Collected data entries
* BEGIN *
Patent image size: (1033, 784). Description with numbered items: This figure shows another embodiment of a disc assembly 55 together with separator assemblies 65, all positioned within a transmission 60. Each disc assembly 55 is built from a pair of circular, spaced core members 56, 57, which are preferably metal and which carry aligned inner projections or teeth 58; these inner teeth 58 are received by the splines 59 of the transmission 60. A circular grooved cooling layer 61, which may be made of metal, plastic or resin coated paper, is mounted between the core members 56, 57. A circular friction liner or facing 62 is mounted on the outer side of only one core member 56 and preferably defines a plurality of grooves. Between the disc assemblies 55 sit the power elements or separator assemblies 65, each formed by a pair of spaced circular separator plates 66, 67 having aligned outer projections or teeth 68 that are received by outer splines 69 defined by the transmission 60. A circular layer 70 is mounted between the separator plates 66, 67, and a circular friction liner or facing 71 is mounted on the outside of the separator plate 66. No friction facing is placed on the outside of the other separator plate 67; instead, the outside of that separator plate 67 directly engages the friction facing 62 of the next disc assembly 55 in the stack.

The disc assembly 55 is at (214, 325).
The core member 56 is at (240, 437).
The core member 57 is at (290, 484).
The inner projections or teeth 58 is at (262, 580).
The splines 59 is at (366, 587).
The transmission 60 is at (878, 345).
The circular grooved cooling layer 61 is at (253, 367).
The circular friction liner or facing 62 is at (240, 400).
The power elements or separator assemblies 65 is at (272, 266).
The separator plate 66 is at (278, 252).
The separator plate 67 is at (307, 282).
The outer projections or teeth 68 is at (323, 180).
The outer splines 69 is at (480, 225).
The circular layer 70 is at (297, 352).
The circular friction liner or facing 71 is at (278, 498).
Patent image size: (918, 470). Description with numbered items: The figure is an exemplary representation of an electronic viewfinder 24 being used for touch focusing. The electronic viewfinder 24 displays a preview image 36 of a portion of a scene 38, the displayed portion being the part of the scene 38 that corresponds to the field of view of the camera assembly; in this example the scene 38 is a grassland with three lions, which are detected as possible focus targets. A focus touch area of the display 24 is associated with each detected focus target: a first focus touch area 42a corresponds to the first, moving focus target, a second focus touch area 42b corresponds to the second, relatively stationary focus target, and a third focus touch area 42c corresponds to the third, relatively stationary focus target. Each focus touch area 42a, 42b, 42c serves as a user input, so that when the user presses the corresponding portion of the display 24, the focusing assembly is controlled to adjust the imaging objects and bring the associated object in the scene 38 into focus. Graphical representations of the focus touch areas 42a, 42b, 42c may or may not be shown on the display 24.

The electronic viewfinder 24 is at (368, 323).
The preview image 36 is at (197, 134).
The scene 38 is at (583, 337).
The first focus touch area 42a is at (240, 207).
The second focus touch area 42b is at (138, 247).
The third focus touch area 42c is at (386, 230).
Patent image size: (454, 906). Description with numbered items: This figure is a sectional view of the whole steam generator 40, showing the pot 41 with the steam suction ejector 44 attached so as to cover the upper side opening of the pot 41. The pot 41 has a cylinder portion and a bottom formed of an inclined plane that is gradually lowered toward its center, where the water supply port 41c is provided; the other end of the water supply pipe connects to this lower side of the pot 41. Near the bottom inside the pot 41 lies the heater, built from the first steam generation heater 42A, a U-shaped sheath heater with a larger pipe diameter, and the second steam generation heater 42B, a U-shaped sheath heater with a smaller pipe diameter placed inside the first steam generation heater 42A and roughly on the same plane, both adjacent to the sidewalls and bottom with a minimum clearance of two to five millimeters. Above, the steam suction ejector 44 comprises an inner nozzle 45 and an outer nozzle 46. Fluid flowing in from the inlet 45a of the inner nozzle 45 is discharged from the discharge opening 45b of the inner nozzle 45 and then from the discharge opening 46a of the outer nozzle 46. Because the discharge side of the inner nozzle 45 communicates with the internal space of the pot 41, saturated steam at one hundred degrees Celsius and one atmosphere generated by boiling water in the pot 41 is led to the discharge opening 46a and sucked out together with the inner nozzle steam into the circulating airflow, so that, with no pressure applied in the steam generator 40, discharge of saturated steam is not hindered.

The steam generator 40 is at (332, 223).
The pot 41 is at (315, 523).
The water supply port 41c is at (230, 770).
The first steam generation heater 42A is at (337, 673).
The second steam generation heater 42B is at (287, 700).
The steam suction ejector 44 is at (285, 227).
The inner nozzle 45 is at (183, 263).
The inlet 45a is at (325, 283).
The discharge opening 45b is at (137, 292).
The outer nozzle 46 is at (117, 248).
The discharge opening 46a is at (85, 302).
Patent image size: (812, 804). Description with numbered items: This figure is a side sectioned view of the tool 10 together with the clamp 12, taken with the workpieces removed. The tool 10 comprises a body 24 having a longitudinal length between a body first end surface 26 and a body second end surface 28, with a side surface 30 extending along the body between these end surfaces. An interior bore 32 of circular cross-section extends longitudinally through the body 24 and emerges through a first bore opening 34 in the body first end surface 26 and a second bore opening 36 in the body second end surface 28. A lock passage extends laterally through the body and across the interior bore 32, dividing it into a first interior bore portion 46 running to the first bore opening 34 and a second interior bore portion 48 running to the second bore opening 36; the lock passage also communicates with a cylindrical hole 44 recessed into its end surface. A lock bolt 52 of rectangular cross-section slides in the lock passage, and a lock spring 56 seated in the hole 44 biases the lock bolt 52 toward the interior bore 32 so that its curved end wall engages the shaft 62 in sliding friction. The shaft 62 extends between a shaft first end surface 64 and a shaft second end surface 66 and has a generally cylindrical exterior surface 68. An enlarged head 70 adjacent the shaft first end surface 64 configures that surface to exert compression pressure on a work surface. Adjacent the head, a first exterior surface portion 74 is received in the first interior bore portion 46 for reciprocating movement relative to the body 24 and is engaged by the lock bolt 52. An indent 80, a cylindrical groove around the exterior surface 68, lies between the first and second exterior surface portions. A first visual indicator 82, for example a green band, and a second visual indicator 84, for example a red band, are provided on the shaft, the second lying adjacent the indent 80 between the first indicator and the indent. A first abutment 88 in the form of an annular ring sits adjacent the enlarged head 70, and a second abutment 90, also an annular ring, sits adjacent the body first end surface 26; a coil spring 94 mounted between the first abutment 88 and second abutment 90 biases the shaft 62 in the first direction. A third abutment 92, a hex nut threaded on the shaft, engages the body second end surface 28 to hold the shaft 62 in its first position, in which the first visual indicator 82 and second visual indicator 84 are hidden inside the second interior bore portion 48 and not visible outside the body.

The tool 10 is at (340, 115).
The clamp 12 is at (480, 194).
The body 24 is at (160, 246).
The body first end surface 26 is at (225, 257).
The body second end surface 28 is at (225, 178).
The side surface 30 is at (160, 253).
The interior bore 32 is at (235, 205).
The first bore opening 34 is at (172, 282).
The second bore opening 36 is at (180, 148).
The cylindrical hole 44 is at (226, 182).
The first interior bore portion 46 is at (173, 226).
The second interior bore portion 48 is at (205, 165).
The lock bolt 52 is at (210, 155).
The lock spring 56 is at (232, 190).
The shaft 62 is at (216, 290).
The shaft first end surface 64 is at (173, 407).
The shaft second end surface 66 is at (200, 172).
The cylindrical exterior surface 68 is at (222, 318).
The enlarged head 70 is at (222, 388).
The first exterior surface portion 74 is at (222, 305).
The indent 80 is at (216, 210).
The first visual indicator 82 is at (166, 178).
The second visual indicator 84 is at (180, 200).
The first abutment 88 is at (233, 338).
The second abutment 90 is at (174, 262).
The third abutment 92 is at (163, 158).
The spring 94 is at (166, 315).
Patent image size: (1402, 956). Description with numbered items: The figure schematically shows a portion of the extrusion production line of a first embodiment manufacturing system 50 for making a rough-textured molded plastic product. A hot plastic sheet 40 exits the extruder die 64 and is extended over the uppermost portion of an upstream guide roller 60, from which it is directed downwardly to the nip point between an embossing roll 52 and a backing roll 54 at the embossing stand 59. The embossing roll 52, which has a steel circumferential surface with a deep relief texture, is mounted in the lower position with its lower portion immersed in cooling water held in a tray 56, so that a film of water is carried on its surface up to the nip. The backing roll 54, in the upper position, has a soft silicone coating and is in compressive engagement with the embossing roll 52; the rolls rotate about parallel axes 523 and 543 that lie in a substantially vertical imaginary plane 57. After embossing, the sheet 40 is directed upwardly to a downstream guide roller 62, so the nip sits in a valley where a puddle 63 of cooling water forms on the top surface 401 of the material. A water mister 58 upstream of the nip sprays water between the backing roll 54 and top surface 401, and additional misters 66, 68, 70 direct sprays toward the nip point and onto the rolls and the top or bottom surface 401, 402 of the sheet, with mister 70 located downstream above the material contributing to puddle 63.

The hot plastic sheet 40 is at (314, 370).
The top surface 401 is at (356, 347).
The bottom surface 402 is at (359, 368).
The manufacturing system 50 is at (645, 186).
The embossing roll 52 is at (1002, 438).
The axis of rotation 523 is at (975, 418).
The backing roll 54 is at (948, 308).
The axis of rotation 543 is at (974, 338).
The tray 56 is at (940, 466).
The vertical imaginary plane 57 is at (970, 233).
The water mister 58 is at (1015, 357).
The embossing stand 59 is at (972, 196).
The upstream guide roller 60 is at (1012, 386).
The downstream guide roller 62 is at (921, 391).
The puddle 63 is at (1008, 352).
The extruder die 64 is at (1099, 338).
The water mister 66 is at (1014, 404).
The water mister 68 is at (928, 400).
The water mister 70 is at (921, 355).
* END *
THE PROBLEM: Put the data from the line with "Patent image size: (918, 470)." up to and including the line with "The third focus" into a CSV with the columns "entry" and "answer". Give one row per entry, with its text and its answer each in a single quoted field and line breaks replaced by spaces.

EXPECTED OUTPUT:
entry,answer
"Patent image size: (918, 470). Description with numbered items: The figure is an exemplary representation of an electronic viewfinder 24 being used for touch focusing. The electronic viewfinder 24 displays a preview image 36 of a portion of a scene 38, the displayed portion being the part of the scene 38 that corresponds to the field of view of the camera assembly; in this example the scene 38 is a grassland with three lions, which are detected as possible focus targets. A focus touch area of the display 24 is associated with each detected focus target: a first focus touch area 42a corresponds to the first, moving focus target, a second focus touch area 42b corresponds to the second, relatively stationary focus target, and a third focus touch area 42c corresponds to the third, relatively stationary focus target. Each focus touch area 42a, 42b, 42c serves as a user input, so that when the user presses the corresponding portion of the display 24, the focusing assembly is controlled to adjust the imaging objects and bring the associated object in the scene 38 into focus. Graphical representations of the focus touch areas 42a, 42b, 42c may or may not be shown on the display 24.","The electronic viewfinder 24 is at (368, 323). The preview image 36 is at (197, 134). The scene 38 is at (583, 337). The first focus touch area 42a is at (240, 207). The second focus touch area 42b is at (138, 247). The third focus touch area 42c is at (386, 230)."